• **Given data**:
>> start

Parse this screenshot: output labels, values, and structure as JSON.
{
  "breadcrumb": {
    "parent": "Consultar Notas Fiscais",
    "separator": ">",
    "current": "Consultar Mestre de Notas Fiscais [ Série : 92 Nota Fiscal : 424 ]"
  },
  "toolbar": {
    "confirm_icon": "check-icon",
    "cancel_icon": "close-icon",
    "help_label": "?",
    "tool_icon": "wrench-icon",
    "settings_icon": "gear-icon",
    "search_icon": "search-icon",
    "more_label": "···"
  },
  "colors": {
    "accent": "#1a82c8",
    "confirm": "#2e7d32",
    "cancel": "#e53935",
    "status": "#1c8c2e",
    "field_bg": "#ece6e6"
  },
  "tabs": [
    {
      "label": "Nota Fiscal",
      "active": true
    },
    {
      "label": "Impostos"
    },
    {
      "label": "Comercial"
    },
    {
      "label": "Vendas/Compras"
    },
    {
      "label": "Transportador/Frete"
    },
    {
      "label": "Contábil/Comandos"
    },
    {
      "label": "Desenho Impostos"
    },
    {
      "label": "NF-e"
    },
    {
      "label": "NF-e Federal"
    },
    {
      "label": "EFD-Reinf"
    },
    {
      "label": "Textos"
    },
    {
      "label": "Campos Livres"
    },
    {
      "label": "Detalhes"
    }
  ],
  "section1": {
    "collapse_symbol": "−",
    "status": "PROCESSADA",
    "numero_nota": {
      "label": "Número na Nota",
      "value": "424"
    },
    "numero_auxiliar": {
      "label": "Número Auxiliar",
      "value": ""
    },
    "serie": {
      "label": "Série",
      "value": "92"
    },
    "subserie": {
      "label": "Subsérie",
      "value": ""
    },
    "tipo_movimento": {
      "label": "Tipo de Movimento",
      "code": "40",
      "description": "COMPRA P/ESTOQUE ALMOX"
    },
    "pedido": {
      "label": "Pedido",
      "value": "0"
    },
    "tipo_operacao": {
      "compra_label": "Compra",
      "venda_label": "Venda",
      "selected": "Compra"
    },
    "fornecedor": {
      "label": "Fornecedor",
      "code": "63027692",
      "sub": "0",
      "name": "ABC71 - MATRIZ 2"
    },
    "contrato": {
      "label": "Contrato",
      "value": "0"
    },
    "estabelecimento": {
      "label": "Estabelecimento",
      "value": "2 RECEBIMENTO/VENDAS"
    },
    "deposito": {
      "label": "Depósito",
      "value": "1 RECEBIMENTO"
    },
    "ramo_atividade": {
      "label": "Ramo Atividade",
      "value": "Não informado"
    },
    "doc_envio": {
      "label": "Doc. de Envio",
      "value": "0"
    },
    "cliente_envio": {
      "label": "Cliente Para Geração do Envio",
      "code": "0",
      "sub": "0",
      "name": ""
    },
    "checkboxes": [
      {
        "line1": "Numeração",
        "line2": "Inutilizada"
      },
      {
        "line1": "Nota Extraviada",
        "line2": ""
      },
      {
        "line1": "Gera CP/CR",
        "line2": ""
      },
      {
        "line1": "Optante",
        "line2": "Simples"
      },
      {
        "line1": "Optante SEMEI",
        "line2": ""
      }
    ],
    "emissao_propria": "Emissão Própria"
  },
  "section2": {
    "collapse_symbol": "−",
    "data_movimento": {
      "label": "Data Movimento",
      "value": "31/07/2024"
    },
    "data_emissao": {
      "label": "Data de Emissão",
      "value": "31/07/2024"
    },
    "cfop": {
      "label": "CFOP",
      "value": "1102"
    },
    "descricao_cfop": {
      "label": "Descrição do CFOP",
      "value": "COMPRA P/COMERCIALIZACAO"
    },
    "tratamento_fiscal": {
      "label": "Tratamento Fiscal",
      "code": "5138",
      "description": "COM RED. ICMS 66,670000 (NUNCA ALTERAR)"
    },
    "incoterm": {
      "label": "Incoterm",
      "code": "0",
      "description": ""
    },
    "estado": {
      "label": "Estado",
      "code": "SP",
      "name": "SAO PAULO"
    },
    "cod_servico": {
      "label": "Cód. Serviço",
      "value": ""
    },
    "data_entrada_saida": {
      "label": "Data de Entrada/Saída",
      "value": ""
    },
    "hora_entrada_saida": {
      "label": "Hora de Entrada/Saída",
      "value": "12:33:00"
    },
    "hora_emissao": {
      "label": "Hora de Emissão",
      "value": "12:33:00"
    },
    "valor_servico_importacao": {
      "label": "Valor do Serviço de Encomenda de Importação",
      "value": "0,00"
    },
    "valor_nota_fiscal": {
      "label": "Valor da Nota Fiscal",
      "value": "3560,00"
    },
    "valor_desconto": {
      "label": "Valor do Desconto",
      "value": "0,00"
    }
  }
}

>> end

• **Short task**:
Which lines contain the word "Fiscais"? Copy each one.

• **Response to this task**:
    "parent": "Consultar Notas Fiscais",
    "current": "Consultar Mestre de Notas Fiscais [ Série : 92 Nota Fiscal : 424 ]"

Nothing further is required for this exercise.